>> Start Supplied information

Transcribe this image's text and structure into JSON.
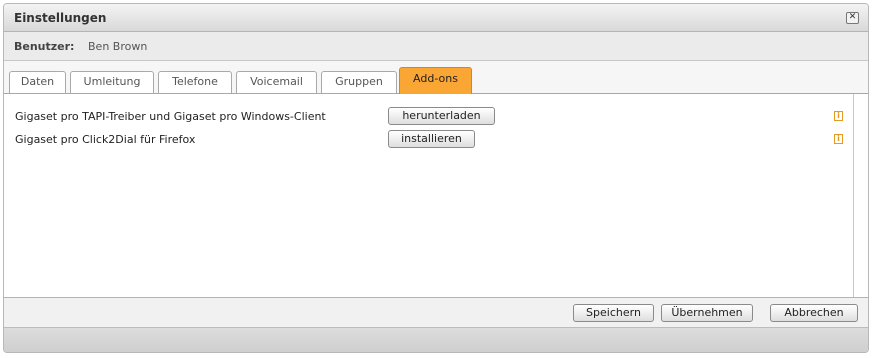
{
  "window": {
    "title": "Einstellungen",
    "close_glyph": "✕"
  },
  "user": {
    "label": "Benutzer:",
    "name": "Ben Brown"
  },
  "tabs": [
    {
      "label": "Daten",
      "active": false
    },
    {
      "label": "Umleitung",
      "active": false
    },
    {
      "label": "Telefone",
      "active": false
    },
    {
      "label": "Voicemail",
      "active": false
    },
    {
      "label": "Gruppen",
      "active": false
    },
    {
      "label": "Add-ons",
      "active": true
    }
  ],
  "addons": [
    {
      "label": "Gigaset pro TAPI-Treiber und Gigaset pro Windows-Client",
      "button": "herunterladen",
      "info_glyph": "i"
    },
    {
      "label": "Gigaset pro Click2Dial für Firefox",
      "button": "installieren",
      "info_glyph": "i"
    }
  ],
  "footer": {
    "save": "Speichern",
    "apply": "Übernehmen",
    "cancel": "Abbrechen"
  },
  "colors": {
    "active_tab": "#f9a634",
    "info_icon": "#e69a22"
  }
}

>> End Supplied information
>> Start Supplied information

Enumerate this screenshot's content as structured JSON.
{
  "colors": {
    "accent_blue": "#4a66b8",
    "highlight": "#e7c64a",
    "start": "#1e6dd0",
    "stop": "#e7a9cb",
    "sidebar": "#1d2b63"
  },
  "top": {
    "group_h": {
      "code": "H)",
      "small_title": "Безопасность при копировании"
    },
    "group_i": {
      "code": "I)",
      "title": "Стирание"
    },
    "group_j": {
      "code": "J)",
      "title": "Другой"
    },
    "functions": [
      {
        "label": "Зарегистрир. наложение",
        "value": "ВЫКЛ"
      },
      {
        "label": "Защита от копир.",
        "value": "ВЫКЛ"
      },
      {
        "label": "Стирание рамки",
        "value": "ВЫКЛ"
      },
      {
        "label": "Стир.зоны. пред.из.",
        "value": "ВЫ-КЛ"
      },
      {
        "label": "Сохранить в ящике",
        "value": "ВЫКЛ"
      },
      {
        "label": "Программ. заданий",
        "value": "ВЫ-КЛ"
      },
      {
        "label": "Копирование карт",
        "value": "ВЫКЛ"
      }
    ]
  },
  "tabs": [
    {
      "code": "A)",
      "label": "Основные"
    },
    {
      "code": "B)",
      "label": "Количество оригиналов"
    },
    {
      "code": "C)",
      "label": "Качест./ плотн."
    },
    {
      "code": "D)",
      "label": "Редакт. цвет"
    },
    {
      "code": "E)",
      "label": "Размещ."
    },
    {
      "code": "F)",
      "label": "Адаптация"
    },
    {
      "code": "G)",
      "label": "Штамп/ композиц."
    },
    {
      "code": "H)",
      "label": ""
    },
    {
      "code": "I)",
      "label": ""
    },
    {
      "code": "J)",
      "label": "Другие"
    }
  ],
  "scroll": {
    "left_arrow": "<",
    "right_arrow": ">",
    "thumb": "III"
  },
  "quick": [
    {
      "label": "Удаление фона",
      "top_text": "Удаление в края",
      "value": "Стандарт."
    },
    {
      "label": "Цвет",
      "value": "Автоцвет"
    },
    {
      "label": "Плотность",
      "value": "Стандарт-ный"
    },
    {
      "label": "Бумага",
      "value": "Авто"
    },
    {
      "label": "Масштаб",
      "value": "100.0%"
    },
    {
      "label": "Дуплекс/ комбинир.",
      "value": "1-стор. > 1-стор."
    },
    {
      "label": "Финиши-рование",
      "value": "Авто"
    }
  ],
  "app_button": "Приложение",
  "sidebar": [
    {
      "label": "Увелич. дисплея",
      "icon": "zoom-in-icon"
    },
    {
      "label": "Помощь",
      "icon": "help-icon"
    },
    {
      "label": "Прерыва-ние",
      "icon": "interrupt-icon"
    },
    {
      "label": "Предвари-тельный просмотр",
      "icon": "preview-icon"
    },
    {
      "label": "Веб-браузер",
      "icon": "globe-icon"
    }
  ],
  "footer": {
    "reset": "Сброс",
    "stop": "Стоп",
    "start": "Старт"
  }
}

>> End Supplied information

_The request_
Identify and extract each line of the listing that contains "this".

_Finished exercise_
Transcribe this image's text and structure into JSON.
Enumerate this screenshot's content as structured JSON.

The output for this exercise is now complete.